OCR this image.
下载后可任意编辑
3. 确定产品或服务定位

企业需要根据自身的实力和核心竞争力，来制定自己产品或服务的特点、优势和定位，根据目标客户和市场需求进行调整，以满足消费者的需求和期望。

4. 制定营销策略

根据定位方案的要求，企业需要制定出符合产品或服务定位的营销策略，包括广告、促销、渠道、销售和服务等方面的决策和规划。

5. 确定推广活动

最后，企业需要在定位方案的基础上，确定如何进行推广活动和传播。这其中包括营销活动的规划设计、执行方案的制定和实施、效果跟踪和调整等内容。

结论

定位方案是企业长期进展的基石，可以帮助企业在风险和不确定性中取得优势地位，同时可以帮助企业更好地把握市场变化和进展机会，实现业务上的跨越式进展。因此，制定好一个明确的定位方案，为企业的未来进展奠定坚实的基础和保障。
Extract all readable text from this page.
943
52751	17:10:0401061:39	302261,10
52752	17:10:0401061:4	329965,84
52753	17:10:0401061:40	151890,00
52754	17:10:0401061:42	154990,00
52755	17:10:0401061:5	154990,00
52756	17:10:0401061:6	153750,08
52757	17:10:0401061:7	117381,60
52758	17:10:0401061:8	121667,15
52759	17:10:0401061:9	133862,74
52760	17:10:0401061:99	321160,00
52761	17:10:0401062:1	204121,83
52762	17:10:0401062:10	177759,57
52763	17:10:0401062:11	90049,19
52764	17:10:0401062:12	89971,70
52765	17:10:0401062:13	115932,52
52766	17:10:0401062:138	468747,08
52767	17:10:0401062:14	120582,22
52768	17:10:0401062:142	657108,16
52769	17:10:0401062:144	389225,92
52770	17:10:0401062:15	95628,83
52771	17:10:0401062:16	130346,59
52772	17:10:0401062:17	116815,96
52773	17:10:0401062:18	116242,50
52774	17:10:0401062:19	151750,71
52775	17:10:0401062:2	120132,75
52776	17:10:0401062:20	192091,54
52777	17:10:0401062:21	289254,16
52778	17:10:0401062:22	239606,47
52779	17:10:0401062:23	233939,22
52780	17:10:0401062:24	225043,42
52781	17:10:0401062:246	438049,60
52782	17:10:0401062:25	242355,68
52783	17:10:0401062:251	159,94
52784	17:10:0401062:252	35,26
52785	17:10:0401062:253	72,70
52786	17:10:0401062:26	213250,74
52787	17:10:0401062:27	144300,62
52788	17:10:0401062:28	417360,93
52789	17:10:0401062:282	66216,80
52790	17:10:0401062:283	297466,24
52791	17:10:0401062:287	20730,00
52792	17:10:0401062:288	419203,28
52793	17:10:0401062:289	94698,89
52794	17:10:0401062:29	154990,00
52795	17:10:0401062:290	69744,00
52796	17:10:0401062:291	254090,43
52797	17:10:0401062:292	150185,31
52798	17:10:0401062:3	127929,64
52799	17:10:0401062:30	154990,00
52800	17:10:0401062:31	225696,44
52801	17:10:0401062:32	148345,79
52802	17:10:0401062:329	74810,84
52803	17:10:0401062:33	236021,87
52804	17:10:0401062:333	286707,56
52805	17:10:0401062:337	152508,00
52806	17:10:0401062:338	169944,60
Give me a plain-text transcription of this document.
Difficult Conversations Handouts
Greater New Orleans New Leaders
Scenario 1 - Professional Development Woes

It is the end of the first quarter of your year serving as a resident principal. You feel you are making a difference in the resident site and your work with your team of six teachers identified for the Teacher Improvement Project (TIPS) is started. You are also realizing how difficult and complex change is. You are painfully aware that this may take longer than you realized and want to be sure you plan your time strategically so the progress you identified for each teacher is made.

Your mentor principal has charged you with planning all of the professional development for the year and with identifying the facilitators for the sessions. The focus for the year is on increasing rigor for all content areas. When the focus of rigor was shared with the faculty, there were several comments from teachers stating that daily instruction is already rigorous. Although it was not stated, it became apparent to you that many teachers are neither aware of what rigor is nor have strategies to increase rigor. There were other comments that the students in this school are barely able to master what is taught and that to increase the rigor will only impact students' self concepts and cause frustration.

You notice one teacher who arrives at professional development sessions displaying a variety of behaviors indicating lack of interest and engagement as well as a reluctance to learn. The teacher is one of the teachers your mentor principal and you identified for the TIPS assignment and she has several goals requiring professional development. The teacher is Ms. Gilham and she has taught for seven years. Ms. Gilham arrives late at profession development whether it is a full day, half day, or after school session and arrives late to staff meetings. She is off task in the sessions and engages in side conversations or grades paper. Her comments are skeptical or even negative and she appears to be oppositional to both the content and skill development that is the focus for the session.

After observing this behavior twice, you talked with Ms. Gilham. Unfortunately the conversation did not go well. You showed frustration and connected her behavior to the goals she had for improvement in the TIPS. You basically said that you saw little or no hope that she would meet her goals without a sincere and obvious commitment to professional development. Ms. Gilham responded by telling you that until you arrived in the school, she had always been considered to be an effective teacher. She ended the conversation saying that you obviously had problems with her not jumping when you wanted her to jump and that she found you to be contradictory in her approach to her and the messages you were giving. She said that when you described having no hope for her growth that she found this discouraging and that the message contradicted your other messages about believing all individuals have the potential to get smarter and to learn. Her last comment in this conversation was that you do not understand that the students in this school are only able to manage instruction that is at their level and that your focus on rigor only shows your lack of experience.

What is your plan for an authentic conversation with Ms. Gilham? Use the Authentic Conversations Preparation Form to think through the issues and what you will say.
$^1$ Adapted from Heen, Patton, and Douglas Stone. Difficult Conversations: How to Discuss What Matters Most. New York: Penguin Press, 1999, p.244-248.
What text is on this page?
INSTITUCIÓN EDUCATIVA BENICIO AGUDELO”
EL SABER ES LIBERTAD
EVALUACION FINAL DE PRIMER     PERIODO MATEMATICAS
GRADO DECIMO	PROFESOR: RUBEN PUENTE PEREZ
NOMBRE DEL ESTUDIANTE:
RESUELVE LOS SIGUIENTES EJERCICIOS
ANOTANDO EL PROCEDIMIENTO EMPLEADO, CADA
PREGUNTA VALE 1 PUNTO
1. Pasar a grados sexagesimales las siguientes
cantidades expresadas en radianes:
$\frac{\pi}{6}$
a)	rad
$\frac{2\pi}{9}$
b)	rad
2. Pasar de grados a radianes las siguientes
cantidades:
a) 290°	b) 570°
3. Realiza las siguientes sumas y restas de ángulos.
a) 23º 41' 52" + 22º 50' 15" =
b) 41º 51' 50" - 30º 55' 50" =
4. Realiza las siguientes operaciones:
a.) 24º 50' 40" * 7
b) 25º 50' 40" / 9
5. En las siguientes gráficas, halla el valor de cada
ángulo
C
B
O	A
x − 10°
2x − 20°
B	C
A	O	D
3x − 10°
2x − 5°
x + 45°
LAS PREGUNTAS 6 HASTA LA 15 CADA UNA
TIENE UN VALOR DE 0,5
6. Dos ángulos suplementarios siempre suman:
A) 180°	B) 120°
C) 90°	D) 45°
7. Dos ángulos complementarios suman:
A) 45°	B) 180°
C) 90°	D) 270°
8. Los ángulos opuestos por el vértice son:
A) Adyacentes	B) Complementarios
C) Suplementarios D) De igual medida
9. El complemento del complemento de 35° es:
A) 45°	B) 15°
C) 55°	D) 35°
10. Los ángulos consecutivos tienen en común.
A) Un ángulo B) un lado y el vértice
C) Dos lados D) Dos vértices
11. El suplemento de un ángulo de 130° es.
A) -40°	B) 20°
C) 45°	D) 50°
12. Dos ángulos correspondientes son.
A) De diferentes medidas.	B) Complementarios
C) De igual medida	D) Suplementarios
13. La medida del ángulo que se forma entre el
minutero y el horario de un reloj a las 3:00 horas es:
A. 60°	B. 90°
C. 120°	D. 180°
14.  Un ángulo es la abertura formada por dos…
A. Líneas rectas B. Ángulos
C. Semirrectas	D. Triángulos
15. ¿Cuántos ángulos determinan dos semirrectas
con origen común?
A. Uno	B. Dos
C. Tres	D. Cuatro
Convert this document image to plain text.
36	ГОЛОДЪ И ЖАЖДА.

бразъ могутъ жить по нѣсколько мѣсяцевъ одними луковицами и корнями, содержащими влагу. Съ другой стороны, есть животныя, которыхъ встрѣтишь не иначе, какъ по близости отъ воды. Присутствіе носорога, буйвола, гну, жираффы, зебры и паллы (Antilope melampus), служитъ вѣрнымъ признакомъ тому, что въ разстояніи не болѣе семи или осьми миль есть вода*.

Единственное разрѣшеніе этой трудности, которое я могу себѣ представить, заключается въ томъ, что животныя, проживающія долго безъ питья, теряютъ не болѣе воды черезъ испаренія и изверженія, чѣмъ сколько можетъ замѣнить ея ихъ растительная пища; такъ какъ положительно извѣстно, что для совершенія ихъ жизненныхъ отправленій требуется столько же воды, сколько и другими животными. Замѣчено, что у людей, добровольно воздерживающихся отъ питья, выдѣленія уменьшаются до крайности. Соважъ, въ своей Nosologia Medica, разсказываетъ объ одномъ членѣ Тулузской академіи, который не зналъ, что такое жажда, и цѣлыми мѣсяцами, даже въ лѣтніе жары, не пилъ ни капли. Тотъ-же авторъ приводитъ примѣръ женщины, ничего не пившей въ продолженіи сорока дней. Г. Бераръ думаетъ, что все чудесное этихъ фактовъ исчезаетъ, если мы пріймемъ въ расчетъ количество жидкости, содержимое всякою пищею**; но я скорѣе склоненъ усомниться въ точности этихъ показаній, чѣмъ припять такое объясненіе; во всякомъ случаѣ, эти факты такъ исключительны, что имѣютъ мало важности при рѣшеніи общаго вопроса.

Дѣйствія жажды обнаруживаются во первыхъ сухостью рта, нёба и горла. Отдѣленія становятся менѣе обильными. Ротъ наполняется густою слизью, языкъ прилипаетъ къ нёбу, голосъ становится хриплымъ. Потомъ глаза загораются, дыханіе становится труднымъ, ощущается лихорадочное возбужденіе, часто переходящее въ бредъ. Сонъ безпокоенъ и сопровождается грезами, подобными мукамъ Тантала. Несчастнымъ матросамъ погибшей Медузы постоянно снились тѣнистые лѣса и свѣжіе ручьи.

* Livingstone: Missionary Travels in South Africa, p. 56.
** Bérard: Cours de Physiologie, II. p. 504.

- - - - -

## EXERCISE PROMPT
Find the word "document" in the material, then list each line that holds it.

## RESULT
Give me a plain-text transcription of this document.
Convert this document image to plain text.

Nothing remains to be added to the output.